[Saved entries]
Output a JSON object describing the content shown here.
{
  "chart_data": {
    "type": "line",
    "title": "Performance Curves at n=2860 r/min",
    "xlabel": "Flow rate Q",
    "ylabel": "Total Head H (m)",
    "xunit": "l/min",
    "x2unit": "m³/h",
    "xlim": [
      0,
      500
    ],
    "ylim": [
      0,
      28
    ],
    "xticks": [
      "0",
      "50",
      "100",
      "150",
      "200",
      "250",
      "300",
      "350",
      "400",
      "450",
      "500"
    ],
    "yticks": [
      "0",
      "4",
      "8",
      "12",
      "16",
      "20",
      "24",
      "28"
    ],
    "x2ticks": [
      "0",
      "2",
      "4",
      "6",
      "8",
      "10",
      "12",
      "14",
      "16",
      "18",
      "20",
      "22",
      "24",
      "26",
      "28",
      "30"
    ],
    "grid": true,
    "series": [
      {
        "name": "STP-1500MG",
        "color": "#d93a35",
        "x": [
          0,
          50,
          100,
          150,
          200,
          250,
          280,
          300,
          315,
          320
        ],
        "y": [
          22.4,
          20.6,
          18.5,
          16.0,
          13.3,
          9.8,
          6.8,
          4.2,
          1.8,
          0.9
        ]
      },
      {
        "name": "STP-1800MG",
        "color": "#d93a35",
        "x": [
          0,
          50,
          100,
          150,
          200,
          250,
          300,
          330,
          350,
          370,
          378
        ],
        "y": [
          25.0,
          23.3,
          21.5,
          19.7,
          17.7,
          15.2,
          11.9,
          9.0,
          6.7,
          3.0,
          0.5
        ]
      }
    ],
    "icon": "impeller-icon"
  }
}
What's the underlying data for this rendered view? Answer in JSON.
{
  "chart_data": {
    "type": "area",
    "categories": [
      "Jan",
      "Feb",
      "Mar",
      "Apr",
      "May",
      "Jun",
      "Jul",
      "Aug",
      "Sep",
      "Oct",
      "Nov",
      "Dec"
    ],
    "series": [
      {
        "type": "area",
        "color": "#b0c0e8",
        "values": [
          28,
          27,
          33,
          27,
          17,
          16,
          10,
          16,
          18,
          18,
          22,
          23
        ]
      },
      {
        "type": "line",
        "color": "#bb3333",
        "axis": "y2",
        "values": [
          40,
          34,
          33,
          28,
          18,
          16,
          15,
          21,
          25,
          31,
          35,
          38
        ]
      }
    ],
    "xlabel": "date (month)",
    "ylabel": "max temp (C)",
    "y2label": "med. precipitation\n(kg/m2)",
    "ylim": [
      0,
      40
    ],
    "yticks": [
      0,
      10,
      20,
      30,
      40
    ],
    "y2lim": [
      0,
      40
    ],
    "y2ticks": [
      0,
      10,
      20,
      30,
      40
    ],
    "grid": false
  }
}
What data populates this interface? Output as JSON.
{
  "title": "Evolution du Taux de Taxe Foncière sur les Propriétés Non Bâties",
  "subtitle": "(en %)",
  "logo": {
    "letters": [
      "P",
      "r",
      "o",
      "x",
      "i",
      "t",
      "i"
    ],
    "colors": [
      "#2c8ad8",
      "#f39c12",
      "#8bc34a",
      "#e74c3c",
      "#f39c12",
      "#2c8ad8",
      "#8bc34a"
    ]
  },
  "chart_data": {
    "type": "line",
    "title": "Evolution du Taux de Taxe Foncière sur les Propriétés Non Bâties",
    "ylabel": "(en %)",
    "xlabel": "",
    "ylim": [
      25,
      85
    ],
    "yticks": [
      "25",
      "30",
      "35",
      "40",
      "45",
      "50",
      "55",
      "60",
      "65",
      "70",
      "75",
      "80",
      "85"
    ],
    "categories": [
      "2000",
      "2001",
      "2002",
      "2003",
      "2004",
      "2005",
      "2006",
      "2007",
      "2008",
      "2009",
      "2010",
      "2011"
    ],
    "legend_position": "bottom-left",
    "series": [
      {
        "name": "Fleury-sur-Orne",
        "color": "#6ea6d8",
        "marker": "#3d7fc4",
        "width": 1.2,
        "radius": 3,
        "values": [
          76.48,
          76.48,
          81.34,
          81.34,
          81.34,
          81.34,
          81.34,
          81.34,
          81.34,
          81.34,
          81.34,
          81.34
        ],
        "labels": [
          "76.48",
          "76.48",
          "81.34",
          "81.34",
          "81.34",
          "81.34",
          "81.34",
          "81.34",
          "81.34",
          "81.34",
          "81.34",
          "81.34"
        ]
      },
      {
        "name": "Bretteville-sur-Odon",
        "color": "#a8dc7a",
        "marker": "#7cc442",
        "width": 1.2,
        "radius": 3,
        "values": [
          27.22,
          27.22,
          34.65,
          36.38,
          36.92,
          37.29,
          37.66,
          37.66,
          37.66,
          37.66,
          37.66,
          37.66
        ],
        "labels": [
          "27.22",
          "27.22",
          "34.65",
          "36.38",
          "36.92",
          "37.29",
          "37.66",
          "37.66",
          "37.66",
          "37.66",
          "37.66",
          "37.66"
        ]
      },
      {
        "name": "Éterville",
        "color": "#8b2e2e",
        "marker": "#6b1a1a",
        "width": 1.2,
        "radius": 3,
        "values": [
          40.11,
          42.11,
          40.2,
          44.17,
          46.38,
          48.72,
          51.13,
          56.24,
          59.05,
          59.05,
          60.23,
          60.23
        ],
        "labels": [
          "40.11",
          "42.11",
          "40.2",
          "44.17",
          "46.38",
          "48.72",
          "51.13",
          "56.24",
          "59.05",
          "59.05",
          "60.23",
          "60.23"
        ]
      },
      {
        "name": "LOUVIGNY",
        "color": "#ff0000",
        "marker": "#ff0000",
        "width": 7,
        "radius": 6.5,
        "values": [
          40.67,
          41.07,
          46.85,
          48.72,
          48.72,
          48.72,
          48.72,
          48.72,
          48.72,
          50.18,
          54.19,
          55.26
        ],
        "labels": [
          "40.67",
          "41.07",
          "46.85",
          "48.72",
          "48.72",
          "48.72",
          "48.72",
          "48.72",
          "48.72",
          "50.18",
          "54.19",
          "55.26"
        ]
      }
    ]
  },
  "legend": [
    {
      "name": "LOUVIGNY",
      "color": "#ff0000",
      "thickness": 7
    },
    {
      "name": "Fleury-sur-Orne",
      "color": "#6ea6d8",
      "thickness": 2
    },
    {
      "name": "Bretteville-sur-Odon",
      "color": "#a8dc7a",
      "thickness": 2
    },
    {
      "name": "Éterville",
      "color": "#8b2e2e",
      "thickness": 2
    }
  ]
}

**Problem requirements**.
Pull out all lines from the entries above in which the word "Bretteville" appears.

**Result of the exercise**.
        "name": "Bretteville-sur-Odon",
      "name": "Bretteville-sur-Odon",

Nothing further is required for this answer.